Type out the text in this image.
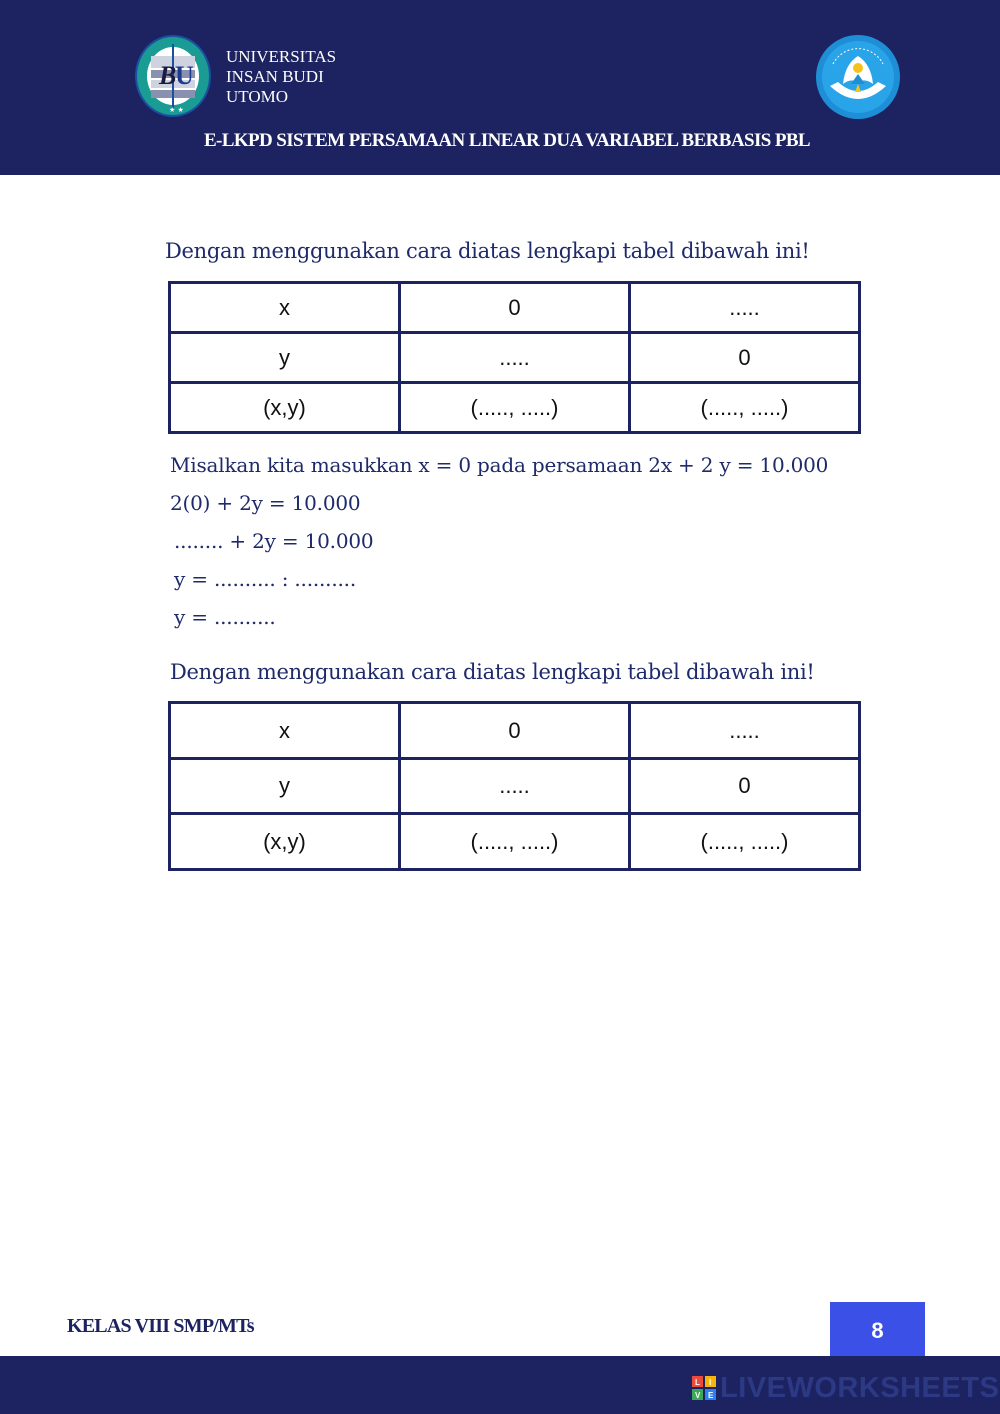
B
U
★ ★
UNIVERSITAS
INSAN BUDI
UTOMO
E-LKPD SISTEM PERSAMAAN LINEAR DUA VARIABEL BERBASIS PBL
Dengan menggunakan cara diatas lengkapi tabel dibawah ini!
x	0	.....
y	.....	0
(x,y)	(....., .....)	(....., .....)
Misalkan kita masukkan x = 0 pada persamaan 2x + 2 y = 10.000
2(0) + 2y = 10.000
........ + 2y = 10.000
y = .......... : ..........
y = ..........
Dengan menggunakan cara diatas lengkapi tabel dibawah ini!
x	0	.....
y	.....	0
(x,y)	(....., .....)	(....., .....)
KELAS VIII SMP/MTs	8
L I
V E LIVEWORKSHEETS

+ + +

» **Task details**:
Pictures stay out; repeat all the rest of the records exactly.

» **Expected answer**:
Type out the text in this image.
B
U
★ ★
UNIVERSITAS
INSAN BUDI
UTOMO
E-LKPD SISTEM PERSAMAAN LINEAR DUA VARIABEL BERBASIS PBL
Dengan menggunakan cara diatas lengkapi tabel dibawah ini!
x	0	.....
y	.....	0
(x,y)	(....., .....)	(....., .....)
Misalkan kita masukkan x = 0 pada persamaan 2x + 2 y = 10.000
2(0) + 2y = 10.000
........ + 2y = 10.000
y = .......... : ..........
y = ..........
Dengan menggunakan cara diatas lengkapi tabel dibawah ini!
x	0	.....
y	.....	0
(x,y)	(....., .....)	(....., .....)
KELAS VIII SMP/MTs	8
L I
V E LIVEWORKSHEETS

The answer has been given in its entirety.